# Input for this task:
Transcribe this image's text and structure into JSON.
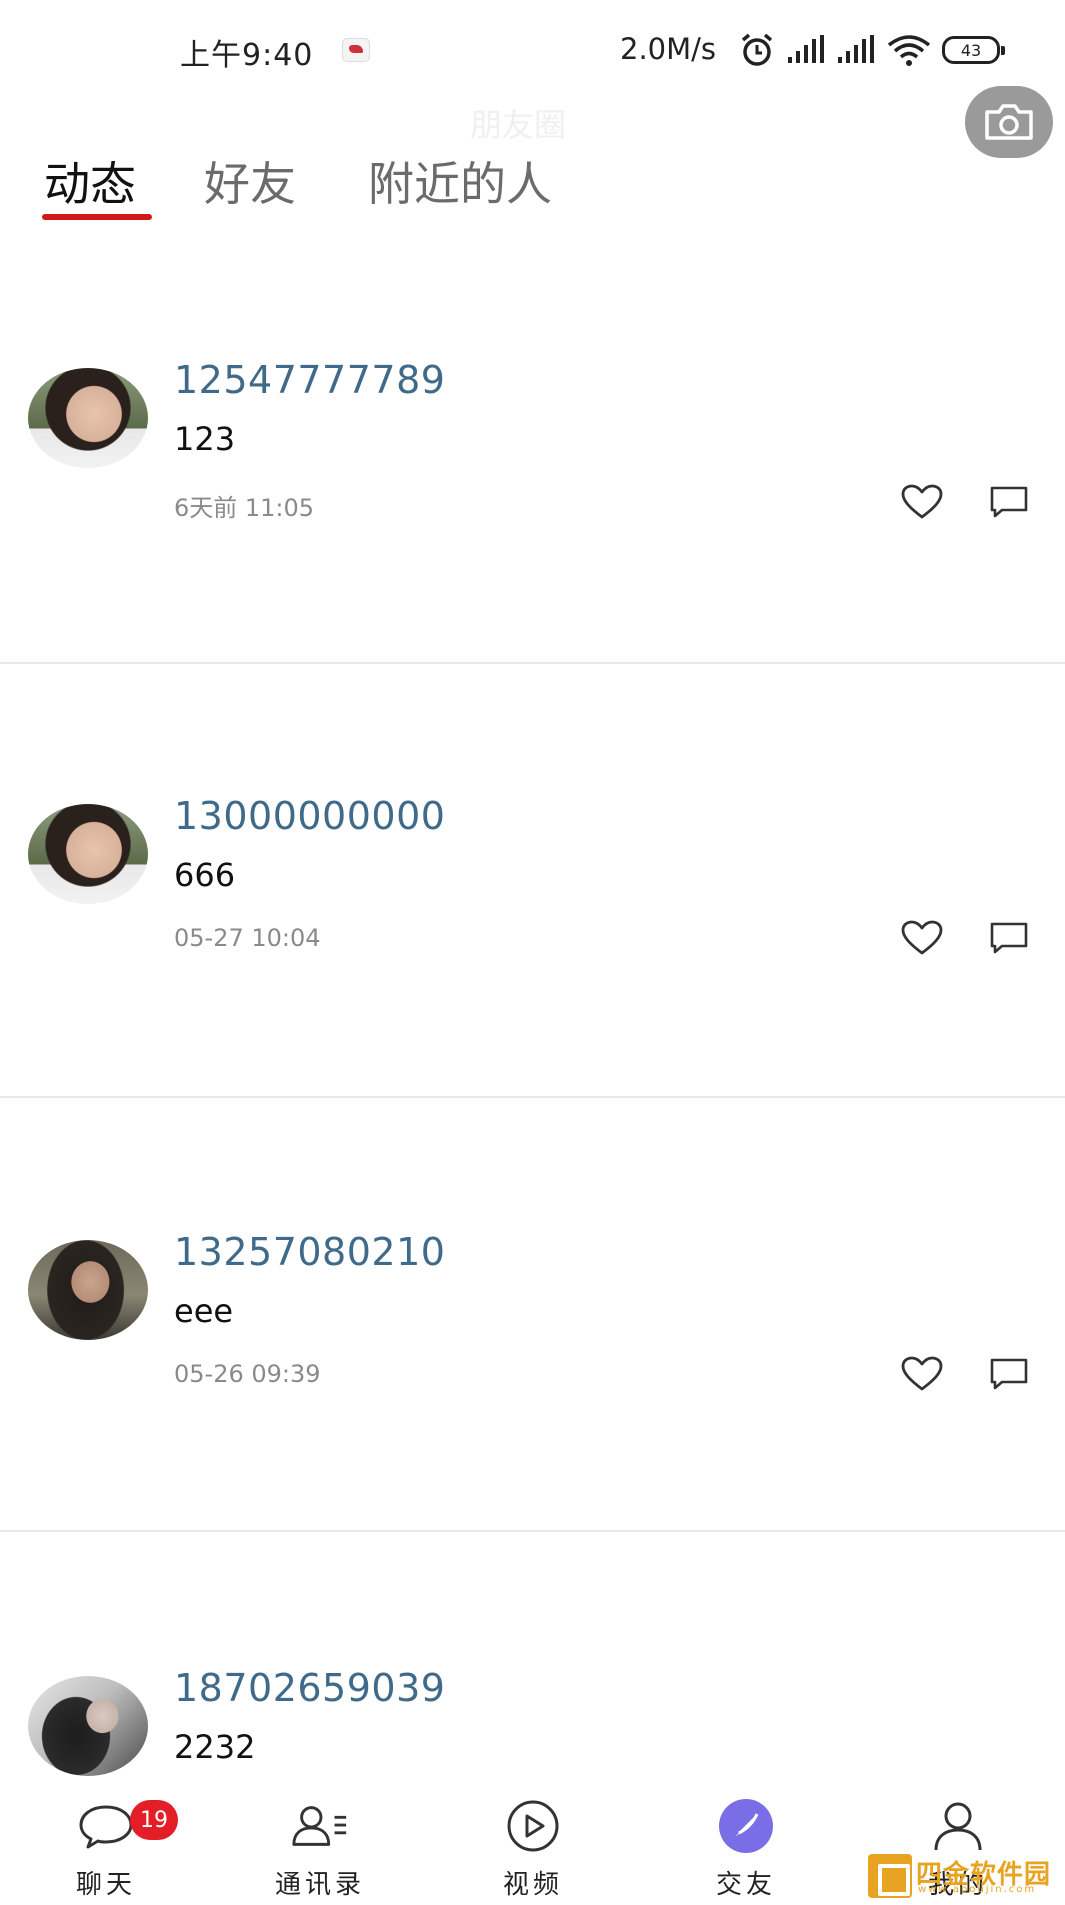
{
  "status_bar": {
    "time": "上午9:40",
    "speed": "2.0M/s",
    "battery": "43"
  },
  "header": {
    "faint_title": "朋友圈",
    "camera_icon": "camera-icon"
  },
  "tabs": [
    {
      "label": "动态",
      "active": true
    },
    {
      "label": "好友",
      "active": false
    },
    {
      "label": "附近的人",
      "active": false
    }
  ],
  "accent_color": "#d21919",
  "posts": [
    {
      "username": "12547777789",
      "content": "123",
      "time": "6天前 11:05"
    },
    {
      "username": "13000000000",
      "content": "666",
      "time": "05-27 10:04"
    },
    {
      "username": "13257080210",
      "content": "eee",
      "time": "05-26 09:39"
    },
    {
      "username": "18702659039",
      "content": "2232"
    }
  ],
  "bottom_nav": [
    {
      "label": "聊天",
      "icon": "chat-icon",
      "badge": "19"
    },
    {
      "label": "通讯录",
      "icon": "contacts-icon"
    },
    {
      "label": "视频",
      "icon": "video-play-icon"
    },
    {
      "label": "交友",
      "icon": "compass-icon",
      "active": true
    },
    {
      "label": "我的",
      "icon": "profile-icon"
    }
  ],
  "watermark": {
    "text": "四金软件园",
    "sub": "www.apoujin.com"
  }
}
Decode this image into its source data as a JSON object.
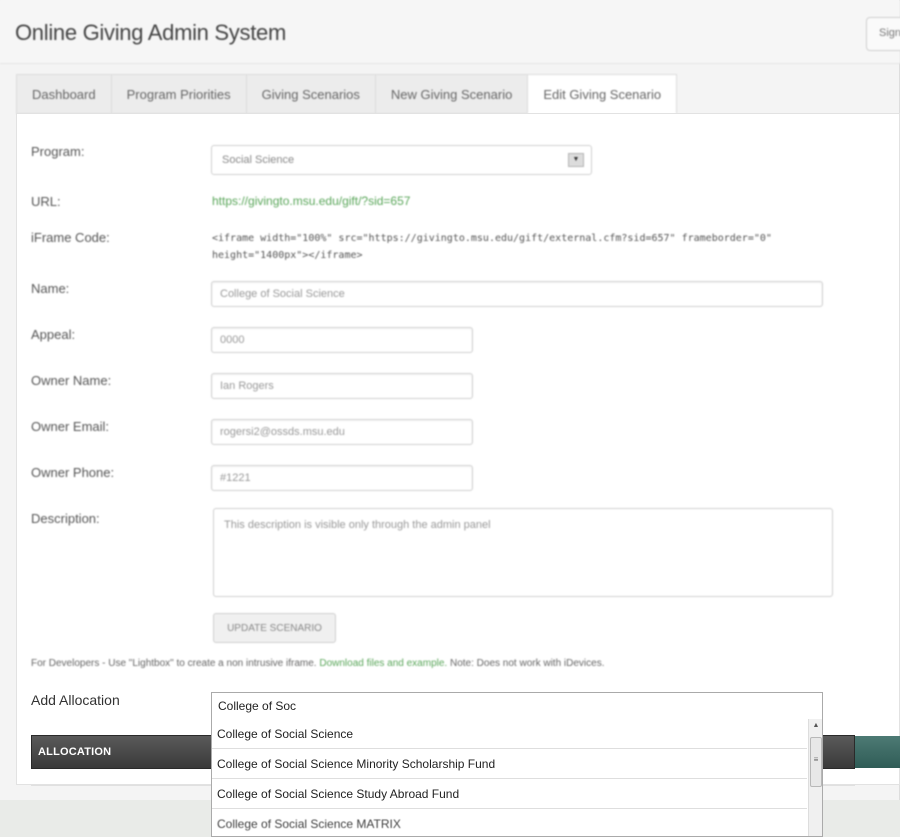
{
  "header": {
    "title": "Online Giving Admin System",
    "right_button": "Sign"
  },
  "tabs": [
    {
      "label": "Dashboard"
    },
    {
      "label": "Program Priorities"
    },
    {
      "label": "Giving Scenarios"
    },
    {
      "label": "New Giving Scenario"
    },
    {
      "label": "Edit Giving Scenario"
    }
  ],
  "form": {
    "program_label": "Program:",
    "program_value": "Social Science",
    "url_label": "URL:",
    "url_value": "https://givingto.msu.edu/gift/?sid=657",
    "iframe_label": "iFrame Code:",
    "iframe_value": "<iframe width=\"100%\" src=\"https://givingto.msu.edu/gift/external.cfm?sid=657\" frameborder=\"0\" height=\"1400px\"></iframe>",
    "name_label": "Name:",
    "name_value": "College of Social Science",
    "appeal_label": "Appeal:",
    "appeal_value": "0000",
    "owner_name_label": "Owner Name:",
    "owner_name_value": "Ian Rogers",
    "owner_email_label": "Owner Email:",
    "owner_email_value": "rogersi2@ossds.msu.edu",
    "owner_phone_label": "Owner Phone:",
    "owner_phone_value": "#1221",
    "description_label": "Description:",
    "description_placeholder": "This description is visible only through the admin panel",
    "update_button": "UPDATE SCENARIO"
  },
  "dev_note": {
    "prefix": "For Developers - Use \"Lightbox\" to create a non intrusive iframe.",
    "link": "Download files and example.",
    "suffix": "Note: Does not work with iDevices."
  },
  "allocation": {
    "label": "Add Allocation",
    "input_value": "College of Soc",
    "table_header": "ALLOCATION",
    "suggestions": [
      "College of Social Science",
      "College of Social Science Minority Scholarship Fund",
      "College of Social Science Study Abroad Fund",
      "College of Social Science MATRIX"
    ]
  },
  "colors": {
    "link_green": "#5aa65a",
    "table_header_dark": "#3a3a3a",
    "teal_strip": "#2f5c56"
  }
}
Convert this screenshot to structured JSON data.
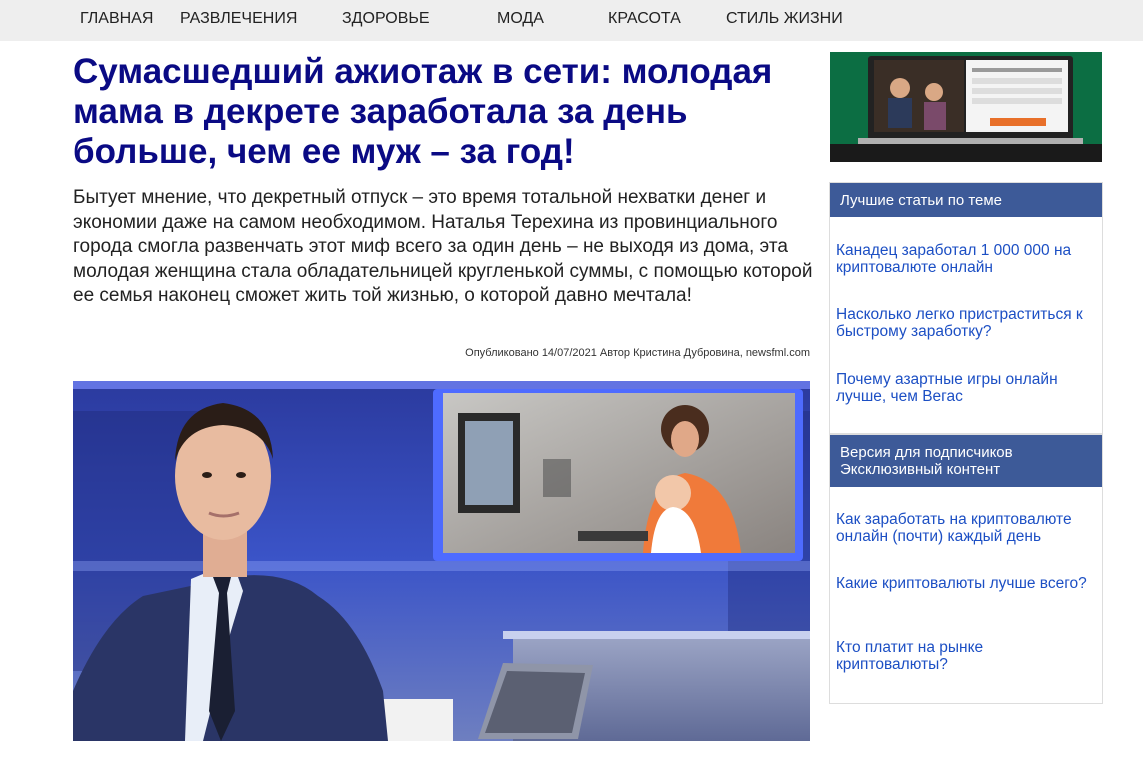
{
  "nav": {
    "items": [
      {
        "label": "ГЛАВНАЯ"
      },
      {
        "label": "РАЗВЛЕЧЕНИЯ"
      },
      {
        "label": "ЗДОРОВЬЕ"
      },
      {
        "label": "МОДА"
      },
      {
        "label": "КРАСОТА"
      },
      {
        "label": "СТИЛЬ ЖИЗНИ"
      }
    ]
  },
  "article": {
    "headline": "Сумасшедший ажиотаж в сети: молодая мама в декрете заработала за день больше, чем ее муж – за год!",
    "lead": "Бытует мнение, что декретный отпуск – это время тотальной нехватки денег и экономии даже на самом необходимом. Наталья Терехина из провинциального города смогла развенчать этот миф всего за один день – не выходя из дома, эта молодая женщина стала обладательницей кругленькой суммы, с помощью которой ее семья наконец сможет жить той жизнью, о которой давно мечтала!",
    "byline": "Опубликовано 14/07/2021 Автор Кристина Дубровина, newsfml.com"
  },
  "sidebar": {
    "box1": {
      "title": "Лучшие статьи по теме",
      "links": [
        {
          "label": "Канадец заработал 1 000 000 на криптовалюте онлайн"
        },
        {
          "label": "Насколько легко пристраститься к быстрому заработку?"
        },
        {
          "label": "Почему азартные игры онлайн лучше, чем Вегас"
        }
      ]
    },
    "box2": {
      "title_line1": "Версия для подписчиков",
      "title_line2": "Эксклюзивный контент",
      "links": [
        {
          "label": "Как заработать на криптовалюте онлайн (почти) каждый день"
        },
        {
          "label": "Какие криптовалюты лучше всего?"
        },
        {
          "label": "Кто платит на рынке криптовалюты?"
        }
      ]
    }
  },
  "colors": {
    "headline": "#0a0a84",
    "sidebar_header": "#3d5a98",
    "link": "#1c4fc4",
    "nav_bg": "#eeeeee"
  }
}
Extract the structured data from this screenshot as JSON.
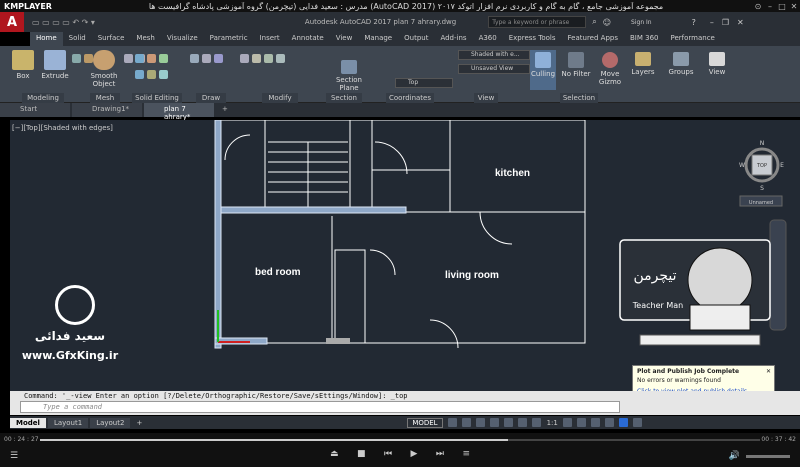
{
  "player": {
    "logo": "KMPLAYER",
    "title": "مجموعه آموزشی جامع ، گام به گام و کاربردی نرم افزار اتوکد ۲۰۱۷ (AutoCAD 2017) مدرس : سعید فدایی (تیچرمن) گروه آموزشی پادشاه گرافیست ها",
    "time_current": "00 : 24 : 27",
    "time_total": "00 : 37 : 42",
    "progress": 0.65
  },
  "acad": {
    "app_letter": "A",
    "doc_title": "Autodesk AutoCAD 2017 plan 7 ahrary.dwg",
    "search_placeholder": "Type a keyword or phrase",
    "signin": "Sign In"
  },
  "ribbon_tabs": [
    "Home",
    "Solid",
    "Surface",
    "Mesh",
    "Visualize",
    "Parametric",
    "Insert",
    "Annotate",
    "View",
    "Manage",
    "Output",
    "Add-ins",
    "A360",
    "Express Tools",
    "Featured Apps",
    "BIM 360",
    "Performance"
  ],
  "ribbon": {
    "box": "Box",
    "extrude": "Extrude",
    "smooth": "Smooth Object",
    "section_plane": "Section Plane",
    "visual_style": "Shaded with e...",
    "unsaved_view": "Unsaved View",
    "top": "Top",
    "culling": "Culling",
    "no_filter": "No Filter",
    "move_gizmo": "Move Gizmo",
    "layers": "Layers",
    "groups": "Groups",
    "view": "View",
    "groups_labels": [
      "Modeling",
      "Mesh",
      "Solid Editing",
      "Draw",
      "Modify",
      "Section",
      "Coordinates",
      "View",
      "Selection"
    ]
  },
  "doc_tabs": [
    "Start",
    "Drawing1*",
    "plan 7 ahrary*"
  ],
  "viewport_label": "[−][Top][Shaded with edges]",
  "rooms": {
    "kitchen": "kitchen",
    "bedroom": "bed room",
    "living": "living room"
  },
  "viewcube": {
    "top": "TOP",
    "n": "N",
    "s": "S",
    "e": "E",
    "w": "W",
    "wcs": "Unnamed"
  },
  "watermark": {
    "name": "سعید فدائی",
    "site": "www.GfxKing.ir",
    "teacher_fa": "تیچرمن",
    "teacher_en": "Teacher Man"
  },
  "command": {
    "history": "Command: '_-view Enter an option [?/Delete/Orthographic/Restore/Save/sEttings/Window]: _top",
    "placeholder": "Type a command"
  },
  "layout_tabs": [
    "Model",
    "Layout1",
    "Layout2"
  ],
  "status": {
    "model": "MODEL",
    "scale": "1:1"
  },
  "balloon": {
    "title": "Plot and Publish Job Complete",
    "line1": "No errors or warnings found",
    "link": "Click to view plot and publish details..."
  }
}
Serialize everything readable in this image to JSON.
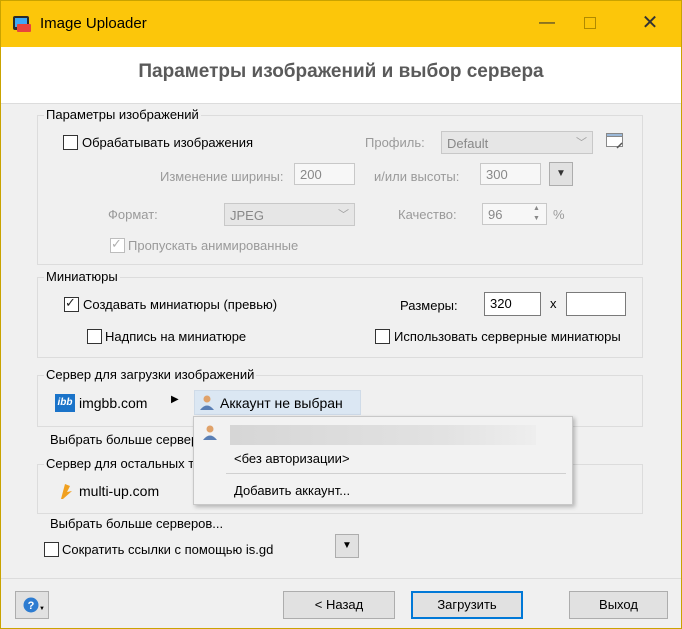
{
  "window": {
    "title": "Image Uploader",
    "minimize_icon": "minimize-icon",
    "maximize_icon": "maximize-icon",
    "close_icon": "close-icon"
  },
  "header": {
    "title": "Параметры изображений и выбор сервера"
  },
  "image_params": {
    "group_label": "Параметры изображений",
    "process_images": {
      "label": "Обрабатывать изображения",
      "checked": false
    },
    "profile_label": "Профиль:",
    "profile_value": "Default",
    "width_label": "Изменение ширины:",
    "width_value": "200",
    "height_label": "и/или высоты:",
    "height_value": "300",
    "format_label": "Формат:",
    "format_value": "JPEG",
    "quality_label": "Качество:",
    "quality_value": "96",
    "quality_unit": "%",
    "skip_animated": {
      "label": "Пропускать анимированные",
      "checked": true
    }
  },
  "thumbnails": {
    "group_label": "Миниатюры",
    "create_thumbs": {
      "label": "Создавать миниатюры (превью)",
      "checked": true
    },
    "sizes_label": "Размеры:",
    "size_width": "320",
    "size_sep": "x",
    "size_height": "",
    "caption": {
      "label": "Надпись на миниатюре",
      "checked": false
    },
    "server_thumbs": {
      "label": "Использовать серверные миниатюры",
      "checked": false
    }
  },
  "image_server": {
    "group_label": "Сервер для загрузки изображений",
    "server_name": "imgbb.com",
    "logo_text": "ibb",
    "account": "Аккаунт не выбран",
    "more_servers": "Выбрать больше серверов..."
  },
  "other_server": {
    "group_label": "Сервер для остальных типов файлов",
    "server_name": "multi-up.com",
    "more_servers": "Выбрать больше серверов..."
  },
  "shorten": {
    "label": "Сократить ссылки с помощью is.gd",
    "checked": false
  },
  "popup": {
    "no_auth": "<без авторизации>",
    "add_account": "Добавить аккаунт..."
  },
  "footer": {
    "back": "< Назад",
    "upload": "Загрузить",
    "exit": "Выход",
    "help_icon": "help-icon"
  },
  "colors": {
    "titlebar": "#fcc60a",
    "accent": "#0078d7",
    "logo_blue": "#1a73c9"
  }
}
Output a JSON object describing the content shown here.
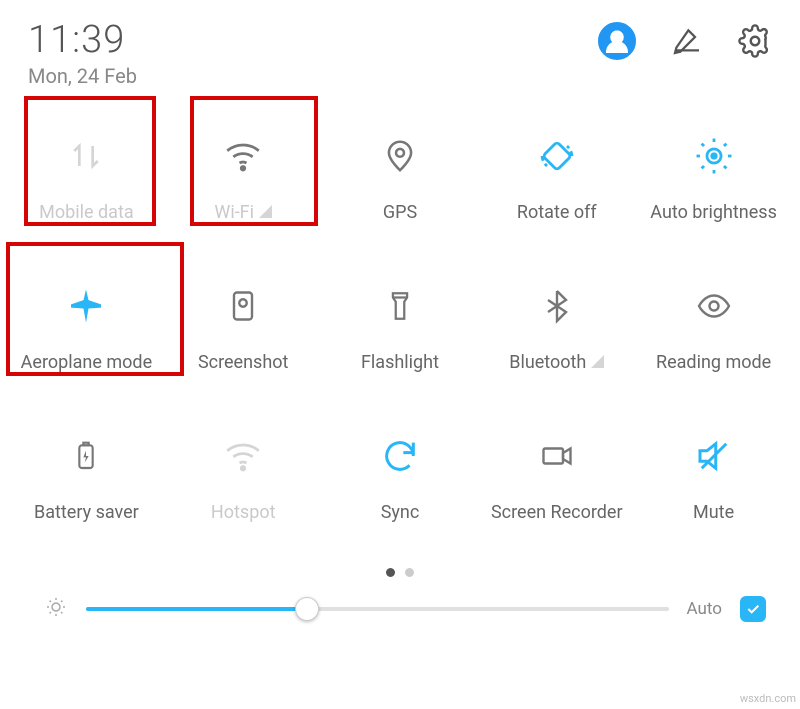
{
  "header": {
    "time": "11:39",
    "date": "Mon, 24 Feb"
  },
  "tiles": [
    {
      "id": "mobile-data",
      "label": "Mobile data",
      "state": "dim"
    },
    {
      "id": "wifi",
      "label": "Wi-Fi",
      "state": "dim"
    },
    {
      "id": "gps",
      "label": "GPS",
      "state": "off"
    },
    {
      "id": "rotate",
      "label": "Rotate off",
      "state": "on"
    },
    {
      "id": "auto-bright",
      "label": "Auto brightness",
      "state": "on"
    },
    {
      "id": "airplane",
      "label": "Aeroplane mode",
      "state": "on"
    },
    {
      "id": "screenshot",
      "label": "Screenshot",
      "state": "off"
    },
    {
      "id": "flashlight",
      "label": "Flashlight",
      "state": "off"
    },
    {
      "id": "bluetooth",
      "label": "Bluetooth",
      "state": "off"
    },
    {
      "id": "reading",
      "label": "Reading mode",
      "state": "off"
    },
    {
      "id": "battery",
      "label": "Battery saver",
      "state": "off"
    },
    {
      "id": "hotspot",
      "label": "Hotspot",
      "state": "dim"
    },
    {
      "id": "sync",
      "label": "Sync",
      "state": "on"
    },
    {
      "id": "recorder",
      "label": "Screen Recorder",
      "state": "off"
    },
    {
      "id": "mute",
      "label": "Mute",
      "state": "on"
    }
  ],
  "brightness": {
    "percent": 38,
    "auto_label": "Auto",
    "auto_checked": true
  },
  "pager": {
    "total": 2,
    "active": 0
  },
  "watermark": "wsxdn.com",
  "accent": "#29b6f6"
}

# The request:
From the listing above, collect every line that mentions the word "Output".

# Reply to the task:
    "Output",
Output a JSON object describing the content shown here.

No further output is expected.